- STATED GOAL -
Return the whole listing exactly as it stands.

Extracted data entries
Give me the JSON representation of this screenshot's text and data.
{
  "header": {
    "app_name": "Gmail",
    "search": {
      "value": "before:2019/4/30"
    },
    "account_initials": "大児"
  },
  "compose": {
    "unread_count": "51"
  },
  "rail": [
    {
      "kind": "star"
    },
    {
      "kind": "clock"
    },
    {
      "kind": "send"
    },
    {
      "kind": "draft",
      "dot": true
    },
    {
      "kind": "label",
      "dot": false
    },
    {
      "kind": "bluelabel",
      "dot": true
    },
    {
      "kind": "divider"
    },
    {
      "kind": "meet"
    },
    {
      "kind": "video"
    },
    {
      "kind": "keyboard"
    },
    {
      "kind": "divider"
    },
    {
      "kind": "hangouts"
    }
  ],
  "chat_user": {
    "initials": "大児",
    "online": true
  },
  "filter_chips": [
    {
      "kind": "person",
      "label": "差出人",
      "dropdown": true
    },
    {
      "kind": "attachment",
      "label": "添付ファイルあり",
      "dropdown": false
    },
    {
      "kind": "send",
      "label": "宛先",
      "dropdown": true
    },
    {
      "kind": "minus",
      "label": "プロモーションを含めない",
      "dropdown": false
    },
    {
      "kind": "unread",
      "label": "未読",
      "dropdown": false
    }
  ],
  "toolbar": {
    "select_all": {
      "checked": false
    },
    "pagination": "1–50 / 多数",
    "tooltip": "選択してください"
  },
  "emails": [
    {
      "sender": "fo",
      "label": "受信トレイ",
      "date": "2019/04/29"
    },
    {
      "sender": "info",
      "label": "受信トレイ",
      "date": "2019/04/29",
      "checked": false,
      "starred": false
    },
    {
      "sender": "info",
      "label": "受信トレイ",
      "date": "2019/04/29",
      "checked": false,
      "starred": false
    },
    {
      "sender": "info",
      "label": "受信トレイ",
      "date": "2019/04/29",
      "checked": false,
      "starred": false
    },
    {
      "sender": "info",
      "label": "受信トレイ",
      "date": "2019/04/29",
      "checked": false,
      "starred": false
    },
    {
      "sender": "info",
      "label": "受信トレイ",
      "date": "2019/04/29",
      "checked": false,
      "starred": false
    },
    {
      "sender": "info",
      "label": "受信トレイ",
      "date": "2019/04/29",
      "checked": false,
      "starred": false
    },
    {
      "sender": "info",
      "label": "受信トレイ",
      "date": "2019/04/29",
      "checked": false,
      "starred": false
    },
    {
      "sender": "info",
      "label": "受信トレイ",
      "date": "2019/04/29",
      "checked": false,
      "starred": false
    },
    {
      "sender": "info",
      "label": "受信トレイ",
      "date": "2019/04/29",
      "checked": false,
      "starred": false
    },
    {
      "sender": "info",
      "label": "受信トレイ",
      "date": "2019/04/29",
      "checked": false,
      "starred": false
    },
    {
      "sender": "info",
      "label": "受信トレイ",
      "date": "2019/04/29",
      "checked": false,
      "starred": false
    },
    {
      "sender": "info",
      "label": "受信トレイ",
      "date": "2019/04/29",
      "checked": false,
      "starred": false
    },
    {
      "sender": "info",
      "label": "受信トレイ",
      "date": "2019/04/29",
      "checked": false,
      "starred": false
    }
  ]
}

- SOLUTION TO THIS TASK -
Give me the JSON representation of this screenshot's text and data.
{
  "header": {
    "app_name": "Gmail",
    "search": {
      "value": "before:2019/4/30"
    },
    "account_initials": "大児"
  },
  "compose": {
    "unread_count": "51"
  },
  "rail": [
    {
      "kind": "star"
    },
    {
      "kind": "clock"
    },
    {
      "kind": "send"
    },
    {
      "kind": "draft",
      "dot": true
    },
    {
      "kind": "label",
      "dot": false
    },
    {
      "kind": "bluelabel",
      "dot": true
    },
    {
      "kind": "divider"
    },
    {
      "kind": "meet"
    },
    {
      "kind": "video"
    },
    {
      "kind": "keyboard"
    },
    {
      "kind": "divider"
    },
    {
      "kind": "hangouts"
    }
  ],
  "chat_user": {
    "initials": "大児",
    "online": true
  },
  "filter_chips": [
    {
      "kind": "person",
      "label": "差出人",
      "dropdown": true
    },
    {
      "kind": "attachment",
      "label": "添付ファイルあり",
      "dropdown": false
    },
    {
      "kind": "send",
      "label": "宛先",
      "dropdown": true
    },
    {
      "kind": "minus",
      "label": "プロモーションを含めない",
      "dropdown": false
    },
    {
      "kind": "unread",
      "label": "未読",
      "dropdown": false
    }
  ],
  "toolbar": {
    "select_all": {
      "checked": false
    },
    "pagination": "1–50 / 多数",
    "tooltip": "選択してください"
  },
  "emails": [
    {
      "sender": "fo",
      "label": "受信トレイ",
      "date": "2019/04/29"
    },
    {
      "sender": "info",
      "label": "受信トレイ",
      "date": "2019/04/29",
      "checked": false,
      "starred": false
    },
    {
      "sender": "info",
      "label": "受信トレイ",
      "date": "2019/04/29",
      "checked": false,
      "starred": false
    },
    {
      "sender": "info",
      "label": "受信トレイ",
      "date": "2019/04/29",
      "checked": false,
      "starred": false
    },
    {
      "sender": "info",
      "label": "受信トレイ",
      "date": "2019/04/29",
      "checked": false,
      "starred": false
    },
    {
      "sender": "info",
      "label": "受信トレイ",
      "date": "2019/04/29",
      "checked": false,
      "starred": false
    },
    {
      "sender": "info",
      "label": "受信トレイ",
      "date": "2019/04/29",
      "checked": false,
      "starred": false
    },
    {
      "sender": "info",
      "label": "受信トレイ",
      "date": "2019/04/29",
      "checked": false,
      "starred": false
    },
    {
      "sender": "info",
      "label": "受信トレイ",
      "date": "2019/04/29",
      "checked": false,
      "starred": false
    },
    {
      "sender": "info",
      "label": "受信トレイ",
      "date": "2019/04/29",
      "checked": false,
      "starred": false
    },
    {
      "sender": "info",
      "label": "受信トレイ",
      "date": "2019/04/29",
      "checked": false,
      "starred": false
    },
    {
      "sender": "info",
      "label": "受信トレイ",
      "date": "2019/04/29",
      "checked": false,
      "starred": false
    },
    {
      "sender": "info",
      "label": "受信トレイ",
      "date": "2019/04/29",
      "checked": false,
      "starred": false
    },
    {
      "sender": "info",
      "label": "受信トレイ",
      "date": "2019/04/29",
      "checked": false,
      "starred": false
    }
  ]
}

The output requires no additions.